▸ **What you should do**
Provide nothing but the number of lines containing the string "Coord".
━━━━━━
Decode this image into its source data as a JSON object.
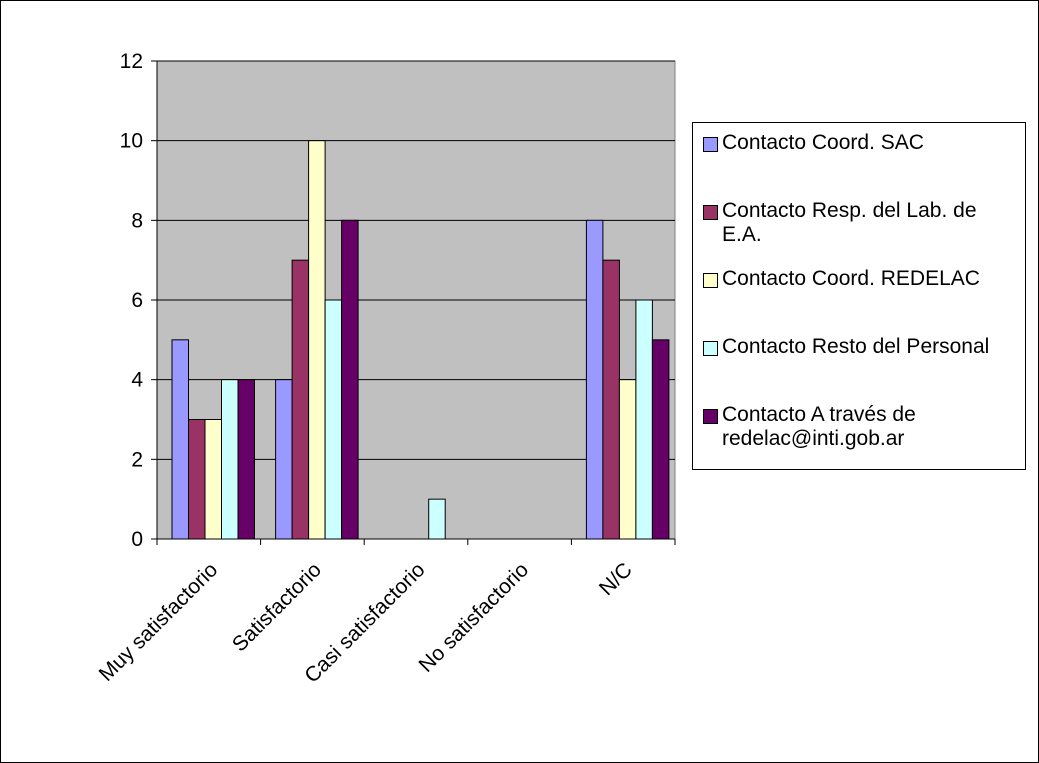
{
  "chart_data": {
    "type": "bar",
    "categories": [
      "Muy satisfactorio",
      "Satisfactorio",
      "Casi satisfactorio",
      "No satisfactorio",
      "N/C"
    ],
    "series": [
      {
        "name": "Contacto Coord. SAC",
        "color": "#9999ff",
        "values": [
          5,
          4,
          0,
          0,
          8
        ]
      },
      {
        "name": "Contacto Resp. del Lab. de E.A.",
        "color": "#993366",
        "values": [
          3,
          7,
          0,
          0,
          7
        ]
      },
      {
        "name": "Contacto Coord. REDELAC",
        "color": "#ffffcc",
        "values": [
          3,
          10,
          0,
          0,
          4
        ]
      },
      {
        "name": "Contacto Resto del Personal",
        "color": "#ccffff",
        "values": [
          4,
          6,
          1,
          0,
          6
        ]
      },
      {
        "name": "Contacto A través de redelac@inti.gob.ar",
        "color": "#660066",
        "values": [
          4,
          8,
          0,
          0,
          5
        ]
      }
    ],
    "ylim": [
      0,
      12
    ],
    "yticks": [
      "0",
      "2",
      "4",
      "6",
      "8",
      "10",
      "12"
    ],
    "grid": true,
    "plot_background": "#c0c0c0",
    "legend_position": "right"
  }
}
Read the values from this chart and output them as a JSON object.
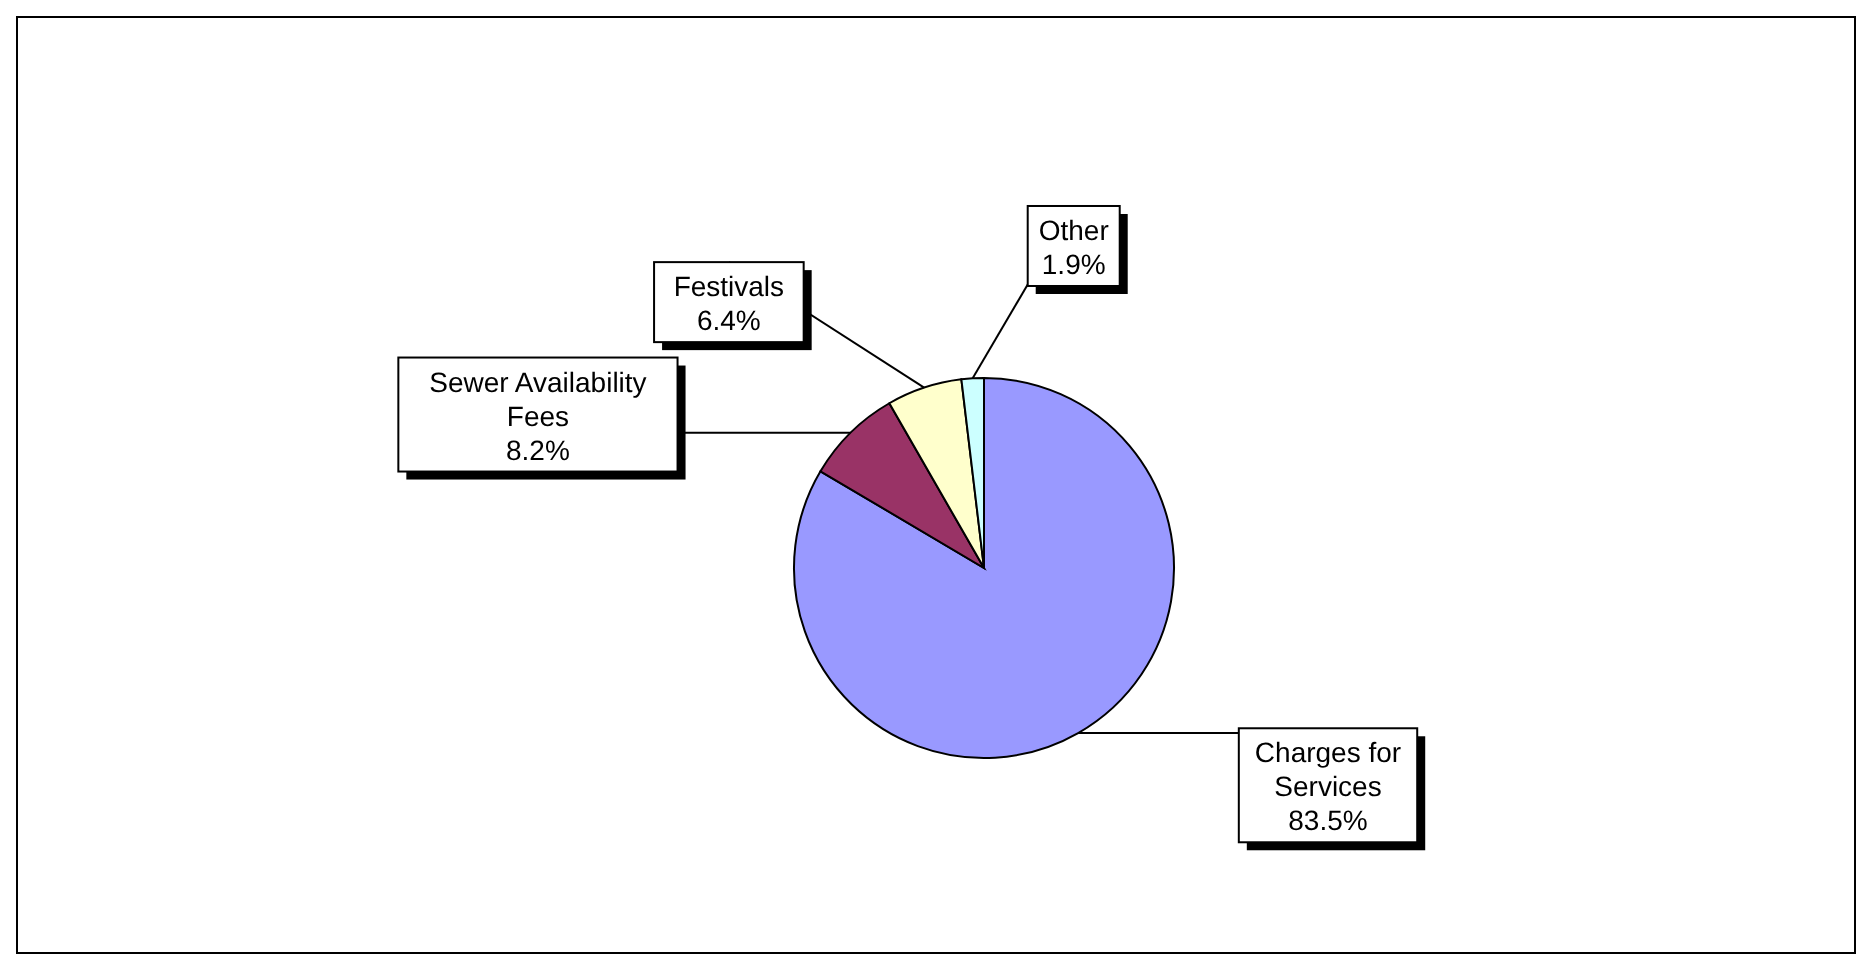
{
  "chart_data": {
    "type": "pie",
    "categories": [
      "Charges for Services",
      "Sewer Availability Fees",
      "Festivals",
      "Other"
    ],
    "values": [
      83.5,
      8.2,
      6.4,
      1.9
    ],
    "value_labels": [
      "83.5%",
      "8.2%",
      "6.4%",
      "1.9%"
    ],
    "colors": [
      "#9999ff",
      "#993366",
      "#ffffcc",
      "#ccffff"
    ],
    "legend": false
  }
}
━━━━━━
▸ **Answer to this problem**
2